Do this: Look through the data below and say how many of its lines contain "Latitude", adding nothing else.

Given data:
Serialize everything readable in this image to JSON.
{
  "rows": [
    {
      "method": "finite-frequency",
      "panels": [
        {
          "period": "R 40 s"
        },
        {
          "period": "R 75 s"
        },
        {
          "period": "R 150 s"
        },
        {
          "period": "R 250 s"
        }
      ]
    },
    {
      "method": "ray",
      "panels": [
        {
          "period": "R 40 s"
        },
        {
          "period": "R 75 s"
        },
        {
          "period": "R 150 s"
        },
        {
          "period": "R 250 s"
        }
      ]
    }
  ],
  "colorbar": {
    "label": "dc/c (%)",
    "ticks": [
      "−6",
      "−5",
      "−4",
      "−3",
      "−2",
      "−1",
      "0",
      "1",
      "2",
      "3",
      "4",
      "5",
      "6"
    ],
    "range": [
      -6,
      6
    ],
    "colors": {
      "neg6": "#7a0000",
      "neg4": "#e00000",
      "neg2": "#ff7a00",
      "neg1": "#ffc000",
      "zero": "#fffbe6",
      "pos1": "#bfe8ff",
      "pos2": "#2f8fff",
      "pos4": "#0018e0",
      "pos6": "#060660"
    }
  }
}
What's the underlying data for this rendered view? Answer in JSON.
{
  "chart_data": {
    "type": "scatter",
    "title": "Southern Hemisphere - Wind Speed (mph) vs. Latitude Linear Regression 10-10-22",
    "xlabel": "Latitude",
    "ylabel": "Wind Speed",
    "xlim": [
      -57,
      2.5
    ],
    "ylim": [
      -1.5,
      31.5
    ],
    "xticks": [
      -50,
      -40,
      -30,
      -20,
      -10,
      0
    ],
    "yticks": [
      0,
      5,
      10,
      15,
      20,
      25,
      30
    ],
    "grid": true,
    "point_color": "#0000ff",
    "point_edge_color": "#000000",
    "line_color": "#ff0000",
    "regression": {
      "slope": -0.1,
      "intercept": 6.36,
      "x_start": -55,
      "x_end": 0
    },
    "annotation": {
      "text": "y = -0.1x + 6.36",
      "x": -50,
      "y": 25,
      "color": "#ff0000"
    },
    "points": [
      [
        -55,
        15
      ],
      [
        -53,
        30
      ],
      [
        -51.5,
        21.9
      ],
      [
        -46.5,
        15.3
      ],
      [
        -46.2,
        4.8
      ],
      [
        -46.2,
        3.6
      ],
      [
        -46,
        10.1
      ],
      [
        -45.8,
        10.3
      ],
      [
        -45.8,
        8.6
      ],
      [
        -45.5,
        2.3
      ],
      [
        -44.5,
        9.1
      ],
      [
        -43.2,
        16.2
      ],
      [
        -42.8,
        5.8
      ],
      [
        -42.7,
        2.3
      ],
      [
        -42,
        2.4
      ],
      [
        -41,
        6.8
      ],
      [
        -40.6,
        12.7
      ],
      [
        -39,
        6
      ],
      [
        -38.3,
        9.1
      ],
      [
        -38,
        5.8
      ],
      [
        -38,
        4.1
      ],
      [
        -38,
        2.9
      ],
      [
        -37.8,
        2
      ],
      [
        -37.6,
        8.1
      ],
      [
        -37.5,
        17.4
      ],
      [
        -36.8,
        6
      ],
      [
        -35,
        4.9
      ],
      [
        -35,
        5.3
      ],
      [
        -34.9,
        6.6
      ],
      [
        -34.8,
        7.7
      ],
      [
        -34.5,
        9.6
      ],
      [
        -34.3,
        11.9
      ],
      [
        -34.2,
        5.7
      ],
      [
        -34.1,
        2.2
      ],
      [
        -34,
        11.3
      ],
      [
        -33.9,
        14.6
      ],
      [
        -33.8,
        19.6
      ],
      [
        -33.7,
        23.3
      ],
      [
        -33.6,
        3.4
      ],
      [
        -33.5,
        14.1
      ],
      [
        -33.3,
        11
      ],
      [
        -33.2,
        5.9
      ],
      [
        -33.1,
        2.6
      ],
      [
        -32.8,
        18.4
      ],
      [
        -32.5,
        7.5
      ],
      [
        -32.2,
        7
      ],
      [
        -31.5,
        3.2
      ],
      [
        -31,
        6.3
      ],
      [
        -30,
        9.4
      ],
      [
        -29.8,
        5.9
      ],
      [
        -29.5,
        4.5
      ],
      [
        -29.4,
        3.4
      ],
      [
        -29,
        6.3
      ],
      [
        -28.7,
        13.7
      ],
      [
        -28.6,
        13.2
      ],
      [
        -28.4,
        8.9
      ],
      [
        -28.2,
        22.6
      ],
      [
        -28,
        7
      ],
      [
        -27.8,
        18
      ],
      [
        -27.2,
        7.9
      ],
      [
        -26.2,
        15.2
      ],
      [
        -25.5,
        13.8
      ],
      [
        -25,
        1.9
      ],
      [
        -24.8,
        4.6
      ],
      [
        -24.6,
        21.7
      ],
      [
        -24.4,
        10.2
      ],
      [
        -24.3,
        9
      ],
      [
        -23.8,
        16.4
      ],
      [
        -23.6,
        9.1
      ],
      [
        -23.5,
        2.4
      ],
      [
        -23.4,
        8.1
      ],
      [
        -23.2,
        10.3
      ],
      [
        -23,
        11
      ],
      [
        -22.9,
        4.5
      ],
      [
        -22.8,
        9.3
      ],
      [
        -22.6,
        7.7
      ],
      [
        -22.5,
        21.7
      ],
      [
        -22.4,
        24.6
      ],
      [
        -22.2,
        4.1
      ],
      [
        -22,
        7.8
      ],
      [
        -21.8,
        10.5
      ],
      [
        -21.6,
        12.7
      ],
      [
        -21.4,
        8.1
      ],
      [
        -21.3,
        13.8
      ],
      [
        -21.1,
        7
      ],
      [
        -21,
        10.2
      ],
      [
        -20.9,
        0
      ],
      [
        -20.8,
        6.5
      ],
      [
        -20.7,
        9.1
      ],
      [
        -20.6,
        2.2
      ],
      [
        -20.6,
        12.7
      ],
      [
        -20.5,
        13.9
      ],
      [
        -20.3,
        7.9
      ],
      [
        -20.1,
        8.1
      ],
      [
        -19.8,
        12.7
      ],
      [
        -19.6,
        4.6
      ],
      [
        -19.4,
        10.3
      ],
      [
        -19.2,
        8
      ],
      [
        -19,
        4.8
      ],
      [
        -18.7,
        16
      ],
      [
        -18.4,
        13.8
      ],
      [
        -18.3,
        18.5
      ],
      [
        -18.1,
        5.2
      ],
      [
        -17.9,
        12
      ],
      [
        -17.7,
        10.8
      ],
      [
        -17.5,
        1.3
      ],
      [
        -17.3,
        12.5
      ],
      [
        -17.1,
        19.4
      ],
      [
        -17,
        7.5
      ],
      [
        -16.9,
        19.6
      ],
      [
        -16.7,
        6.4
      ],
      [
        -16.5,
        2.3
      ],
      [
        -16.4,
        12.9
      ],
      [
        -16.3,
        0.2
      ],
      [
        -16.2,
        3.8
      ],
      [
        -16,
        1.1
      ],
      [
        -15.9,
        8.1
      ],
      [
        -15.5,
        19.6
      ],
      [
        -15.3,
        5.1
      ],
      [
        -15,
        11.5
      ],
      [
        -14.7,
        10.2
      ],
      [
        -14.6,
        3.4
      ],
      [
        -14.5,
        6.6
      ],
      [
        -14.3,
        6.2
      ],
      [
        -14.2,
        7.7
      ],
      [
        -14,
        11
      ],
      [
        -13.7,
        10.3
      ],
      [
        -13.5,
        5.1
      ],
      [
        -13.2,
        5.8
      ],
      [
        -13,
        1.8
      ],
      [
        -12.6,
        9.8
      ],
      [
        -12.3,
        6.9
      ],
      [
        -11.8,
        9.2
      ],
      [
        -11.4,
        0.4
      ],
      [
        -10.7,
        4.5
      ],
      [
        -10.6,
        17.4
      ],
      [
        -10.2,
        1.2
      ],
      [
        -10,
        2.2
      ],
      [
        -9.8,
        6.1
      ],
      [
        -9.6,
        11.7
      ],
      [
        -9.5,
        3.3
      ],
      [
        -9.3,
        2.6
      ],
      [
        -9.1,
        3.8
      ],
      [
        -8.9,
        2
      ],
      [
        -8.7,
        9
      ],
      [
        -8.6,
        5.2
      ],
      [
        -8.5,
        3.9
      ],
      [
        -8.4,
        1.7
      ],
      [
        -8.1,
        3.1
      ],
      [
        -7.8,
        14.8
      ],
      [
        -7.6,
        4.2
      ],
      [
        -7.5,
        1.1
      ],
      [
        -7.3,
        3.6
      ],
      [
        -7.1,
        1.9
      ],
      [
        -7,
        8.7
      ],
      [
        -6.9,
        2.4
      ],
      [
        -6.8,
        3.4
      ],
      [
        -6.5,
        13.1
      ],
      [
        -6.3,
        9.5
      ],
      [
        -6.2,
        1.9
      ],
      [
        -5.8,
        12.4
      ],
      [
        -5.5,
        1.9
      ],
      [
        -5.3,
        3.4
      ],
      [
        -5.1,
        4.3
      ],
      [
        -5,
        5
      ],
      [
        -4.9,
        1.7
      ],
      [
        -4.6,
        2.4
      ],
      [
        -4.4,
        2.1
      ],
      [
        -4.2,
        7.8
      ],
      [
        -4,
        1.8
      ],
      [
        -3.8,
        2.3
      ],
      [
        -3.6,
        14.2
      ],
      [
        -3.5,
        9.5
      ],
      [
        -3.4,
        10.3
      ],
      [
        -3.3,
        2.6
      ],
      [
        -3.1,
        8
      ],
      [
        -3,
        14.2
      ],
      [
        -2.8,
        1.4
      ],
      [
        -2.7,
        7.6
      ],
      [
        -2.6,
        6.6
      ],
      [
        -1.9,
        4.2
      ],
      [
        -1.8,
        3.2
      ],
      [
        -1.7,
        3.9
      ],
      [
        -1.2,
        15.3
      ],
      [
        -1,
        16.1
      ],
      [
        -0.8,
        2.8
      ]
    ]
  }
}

Worked answer: 2